** start Working data **

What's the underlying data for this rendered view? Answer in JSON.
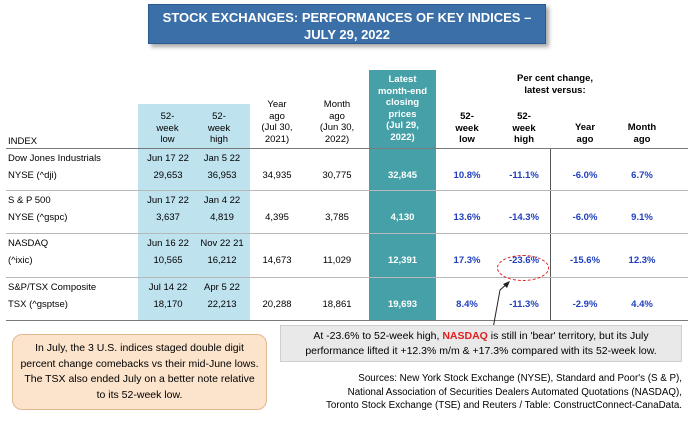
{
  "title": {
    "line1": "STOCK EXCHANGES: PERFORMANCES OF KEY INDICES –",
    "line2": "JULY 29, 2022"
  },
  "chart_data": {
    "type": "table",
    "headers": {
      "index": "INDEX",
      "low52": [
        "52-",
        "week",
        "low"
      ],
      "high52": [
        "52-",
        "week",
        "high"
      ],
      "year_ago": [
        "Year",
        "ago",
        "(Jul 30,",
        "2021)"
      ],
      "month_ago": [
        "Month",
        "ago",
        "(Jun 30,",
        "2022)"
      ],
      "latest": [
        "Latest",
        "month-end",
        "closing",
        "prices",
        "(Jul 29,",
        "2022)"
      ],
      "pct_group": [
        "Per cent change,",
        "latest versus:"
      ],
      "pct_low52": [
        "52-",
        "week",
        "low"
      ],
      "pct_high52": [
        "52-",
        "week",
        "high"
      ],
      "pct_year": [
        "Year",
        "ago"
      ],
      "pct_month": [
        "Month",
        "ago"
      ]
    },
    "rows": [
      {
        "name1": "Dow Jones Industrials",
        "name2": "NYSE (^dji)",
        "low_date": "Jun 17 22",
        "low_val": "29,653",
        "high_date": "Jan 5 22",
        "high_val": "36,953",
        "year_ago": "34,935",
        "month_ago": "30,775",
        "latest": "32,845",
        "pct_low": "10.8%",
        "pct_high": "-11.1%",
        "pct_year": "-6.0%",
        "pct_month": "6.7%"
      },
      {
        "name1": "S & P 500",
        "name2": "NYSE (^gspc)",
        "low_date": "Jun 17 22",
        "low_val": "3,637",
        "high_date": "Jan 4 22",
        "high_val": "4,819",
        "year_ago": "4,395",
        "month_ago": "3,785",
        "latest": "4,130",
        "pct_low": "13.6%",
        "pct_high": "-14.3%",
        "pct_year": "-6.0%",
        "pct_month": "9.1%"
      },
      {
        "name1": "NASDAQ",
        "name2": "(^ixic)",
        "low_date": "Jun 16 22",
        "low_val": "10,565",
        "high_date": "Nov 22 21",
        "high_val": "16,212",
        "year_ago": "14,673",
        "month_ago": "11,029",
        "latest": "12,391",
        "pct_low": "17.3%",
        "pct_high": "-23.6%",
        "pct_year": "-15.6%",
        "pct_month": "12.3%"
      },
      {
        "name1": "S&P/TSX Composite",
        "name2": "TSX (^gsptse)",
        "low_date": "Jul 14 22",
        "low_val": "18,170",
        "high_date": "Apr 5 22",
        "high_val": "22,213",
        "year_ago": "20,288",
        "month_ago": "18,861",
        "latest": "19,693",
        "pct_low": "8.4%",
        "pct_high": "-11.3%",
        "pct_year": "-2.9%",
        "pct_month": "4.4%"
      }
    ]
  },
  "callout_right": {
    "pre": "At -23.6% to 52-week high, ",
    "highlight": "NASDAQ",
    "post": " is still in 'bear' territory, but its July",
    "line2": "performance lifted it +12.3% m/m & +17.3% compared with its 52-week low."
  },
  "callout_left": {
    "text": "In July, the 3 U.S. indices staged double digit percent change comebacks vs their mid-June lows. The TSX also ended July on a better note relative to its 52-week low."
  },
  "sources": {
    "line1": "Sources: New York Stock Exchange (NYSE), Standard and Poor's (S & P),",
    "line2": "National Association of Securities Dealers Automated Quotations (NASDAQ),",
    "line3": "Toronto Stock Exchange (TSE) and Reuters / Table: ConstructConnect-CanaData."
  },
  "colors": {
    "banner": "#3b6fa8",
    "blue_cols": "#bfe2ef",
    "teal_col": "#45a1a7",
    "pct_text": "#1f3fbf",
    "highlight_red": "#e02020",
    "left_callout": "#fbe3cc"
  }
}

** end Working data **
** start Working data **

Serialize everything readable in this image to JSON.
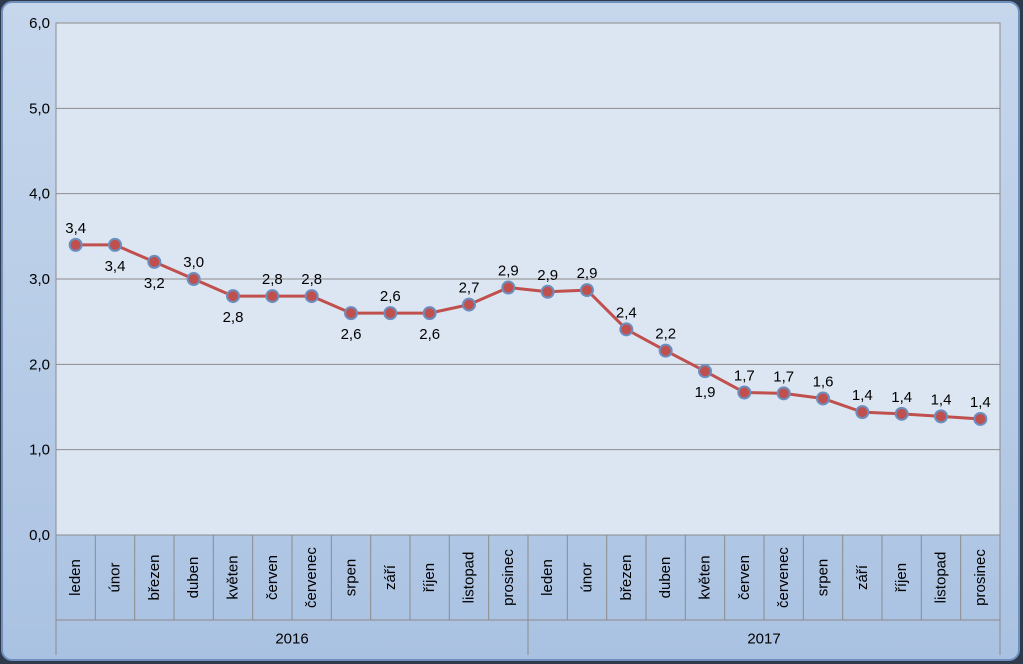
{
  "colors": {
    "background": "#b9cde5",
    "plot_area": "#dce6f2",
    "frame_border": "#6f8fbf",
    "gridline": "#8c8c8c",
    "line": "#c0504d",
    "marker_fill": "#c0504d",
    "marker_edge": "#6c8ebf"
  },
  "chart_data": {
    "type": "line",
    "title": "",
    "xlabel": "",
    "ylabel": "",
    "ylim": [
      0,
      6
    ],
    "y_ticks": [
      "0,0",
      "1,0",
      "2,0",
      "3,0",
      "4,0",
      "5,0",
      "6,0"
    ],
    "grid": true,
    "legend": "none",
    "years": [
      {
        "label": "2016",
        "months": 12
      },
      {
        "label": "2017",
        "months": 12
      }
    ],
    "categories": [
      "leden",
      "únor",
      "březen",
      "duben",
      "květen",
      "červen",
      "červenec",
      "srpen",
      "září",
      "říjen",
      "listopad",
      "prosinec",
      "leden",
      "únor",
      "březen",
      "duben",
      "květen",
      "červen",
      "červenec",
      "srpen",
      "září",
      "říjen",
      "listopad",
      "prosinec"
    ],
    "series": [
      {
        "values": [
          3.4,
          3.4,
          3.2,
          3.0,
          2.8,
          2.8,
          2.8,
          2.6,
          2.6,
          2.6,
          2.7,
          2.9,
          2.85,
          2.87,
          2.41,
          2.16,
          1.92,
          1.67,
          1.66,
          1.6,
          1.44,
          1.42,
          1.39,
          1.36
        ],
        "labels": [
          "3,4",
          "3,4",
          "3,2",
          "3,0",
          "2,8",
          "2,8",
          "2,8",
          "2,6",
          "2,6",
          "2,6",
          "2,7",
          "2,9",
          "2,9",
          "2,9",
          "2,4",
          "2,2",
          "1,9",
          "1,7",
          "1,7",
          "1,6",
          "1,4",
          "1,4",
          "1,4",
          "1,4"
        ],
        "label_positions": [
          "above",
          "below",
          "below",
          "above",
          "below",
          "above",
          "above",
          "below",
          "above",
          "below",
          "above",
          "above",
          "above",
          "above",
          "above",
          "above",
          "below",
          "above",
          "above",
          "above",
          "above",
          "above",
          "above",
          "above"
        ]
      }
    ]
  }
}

** end Working data **
** start Working data **

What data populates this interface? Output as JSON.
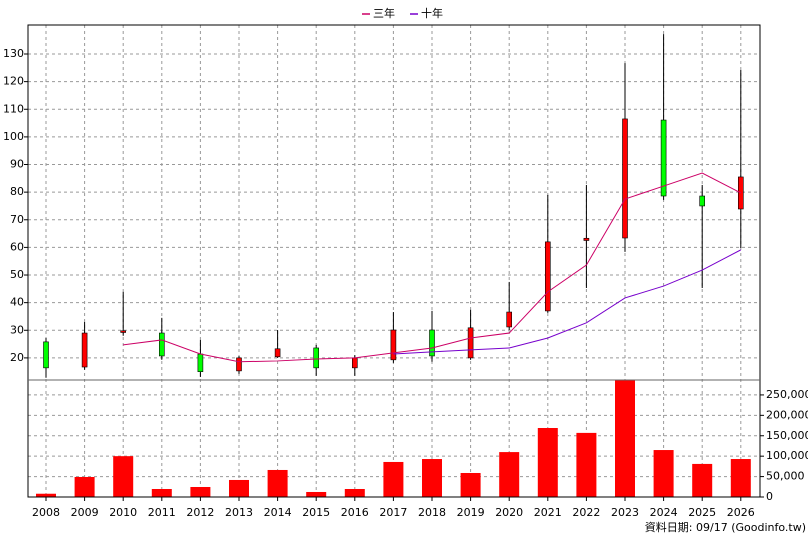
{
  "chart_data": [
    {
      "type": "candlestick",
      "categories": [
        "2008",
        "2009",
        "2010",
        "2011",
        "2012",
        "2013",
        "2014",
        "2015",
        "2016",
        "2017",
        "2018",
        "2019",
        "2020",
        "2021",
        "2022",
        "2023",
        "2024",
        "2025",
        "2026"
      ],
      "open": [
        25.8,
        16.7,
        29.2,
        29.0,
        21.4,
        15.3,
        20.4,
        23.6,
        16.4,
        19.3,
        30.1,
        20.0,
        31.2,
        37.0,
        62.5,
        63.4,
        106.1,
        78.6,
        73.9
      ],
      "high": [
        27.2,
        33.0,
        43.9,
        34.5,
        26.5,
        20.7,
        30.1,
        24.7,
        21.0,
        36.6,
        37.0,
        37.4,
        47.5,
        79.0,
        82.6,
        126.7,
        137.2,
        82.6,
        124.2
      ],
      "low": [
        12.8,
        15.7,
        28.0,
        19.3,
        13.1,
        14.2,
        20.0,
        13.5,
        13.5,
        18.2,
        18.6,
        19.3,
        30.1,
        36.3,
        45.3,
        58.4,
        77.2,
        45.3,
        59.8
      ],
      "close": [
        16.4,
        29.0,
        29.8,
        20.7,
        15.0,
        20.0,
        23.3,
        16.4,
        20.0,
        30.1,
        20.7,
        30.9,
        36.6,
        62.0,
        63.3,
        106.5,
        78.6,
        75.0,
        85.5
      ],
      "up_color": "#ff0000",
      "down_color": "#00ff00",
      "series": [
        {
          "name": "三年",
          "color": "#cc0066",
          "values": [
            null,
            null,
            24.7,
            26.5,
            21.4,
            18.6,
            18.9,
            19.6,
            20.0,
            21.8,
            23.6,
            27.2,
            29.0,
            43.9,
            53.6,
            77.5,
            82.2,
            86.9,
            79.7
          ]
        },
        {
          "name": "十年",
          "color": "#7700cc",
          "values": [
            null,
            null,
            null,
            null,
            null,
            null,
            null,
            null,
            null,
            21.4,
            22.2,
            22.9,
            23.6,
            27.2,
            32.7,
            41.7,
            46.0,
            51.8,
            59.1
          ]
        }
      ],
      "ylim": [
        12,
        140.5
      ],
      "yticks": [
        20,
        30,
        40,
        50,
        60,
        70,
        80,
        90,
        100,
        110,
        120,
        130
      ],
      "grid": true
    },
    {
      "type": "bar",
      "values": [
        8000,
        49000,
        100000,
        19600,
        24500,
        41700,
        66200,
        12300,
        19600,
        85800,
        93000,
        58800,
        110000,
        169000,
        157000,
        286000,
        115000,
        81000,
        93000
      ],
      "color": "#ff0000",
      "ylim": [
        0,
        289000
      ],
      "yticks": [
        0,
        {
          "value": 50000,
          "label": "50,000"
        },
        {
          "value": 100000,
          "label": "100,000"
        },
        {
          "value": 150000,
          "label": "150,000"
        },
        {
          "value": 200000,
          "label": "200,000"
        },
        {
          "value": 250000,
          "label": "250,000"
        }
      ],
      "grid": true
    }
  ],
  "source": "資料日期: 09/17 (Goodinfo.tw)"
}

** end Working data **

Task directions: State how many lines of the data include the word "What", with nothing else.

Result of this task: 2